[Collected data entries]

⁂

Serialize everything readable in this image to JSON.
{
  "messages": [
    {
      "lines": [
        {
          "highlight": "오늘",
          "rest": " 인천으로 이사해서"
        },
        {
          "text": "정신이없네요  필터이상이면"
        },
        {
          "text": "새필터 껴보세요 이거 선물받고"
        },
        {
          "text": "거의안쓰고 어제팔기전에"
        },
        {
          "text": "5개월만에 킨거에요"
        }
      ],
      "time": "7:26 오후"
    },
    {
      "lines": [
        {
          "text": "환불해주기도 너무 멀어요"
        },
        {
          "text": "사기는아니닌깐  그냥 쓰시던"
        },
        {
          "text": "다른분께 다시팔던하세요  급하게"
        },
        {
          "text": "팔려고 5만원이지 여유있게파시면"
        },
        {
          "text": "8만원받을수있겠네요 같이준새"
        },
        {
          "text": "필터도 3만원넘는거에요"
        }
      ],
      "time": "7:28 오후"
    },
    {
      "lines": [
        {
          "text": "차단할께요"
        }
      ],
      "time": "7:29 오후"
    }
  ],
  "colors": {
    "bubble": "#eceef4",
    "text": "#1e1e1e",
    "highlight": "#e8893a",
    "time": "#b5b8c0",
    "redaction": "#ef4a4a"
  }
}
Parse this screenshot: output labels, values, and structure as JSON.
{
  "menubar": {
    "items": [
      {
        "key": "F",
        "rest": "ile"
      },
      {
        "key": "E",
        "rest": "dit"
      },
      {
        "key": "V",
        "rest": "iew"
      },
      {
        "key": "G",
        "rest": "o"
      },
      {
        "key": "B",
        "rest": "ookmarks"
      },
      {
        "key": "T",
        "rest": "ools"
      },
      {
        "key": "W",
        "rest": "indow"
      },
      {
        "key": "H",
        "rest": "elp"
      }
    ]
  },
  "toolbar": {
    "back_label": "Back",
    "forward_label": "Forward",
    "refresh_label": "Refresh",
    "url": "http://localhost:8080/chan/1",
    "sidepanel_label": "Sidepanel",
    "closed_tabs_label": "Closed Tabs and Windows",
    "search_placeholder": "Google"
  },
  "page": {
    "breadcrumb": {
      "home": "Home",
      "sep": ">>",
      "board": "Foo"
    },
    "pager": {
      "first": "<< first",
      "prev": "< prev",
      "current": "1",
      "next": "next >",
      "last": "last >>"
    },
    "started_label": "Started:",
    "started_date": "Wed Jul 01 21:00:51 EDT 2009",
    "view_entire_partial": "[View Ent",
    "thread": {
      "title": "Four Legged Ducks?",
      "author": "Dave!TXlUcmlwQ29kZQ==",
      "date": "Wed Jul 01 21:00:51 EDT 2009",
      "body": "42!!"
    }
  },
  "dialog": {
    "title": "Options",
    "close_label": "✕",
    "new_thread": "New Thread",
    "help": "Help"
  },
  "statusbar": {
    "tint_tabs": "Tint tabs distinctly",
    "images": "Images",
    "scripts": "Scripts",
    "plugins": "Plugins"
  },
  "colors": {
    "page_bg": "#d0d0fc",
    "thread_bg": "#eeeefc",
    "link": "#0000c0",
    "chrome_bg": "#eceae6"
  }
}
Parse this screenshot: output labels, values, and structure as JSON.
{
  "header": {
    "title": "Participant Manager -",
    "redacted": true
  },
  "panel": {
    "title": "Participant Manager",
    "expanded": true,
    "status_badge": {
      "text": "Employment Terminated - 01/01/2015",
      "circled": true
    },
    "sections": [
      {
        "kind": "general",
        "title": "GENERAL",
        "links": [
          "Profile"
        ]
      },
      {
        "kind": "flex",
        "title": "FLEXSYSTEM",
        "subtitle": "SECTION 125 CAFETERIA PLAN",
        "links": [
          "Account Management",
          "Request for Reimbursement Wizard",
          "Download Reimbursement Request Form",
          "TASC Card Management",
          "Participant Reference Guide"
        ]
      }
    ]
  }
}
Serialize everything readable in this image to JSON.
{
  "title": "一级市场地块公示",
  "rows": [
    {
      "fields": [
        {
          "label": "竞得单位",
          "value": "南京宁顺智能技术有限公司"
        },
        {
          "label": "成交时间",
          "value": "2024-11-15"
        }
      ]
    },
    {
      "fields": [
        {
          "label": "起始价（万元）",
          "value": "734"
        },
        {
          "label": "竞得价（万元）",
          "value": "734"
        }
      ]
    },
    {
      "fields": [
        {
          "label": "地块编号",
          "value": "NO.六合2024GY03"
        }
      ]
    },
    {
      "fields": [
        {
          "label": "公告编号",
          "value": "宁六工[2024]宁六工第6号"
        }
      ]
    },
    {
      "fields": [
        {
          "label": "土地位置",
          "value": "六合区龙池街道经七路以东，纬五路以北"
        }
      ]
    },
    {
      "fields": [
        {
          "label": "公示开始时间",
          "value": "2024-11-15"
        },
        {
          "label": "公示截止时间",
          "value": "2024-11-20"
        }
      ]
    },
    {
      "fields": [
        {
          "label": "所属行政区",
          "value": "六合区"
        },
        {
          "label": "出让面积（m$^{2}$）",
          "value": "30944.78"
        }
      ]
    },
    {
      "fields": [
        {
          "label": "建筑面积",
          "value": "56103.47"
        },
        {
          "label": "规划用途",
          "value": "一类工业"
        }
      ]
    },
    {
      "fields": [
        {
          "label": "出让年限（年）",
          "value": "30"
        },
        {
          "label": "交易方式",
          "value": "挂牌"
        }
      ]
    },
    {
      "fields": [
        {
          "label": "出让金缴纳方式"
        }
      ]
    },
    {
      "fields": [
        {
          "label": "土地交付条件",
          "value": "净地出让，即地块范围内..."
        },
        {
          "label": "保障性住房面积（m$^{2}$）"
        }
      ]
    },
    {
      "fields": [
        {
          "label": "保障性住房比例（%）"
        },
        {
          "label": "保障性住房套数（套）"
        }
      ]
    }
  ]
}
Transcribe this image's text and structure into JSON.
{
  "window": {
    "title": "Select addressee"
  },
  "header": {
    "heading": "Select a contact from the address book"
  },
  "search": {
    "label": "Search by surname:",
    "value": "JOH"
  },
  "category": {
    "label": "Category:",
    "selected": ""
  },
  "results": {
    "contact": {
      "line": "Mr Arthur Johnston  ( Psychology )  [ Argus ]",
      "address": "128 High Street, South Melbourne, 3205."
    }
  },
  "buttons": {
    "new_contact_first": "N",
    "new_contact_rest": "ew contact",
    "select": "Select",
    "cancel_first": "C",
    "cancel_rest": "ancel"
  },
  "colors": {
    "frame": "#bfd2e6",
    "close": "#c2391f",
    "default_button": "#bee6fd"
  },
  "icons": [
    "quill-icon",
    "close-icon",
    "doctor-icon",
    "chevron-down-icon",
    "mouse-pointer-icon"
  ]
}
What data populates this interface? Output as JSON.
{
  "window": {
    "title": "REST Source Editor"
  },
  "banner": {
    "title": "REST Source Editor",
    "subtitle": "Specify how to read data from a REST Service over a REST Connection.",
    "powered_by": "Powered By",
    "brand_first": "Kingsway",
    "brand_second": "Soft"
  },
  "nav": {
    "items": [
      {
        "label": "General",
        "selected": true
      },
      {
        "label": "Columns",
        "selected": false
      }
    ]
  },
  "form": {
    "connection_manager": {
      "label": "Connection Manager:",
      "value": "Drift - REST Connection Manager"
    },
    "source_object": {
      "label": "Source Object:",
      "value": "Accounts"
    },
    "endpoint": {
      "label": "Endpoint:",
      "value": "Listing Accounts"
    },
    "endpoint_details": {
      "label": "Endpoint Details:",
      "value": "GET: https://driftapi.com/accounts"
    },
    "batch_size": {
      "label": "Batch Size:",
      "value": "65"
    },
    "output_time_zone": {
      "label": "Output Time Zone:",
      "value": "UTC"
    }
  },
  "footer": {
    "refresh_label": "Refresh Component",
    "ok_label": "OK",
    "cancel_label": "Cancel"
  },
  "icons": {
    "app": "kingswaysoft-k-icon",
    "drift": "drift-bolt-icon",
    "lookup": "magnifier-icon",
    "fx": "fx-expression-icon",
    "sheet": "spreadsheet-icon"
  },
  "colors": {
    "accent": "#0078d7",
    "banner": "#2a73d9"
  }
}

⁂

### Task statement:
Which lines hold the word "Refresh"? Copy every one of them.

### Reply to the exercise:
    "refresh_label": "Refresh",
    "refresh_label": "Refresh Component",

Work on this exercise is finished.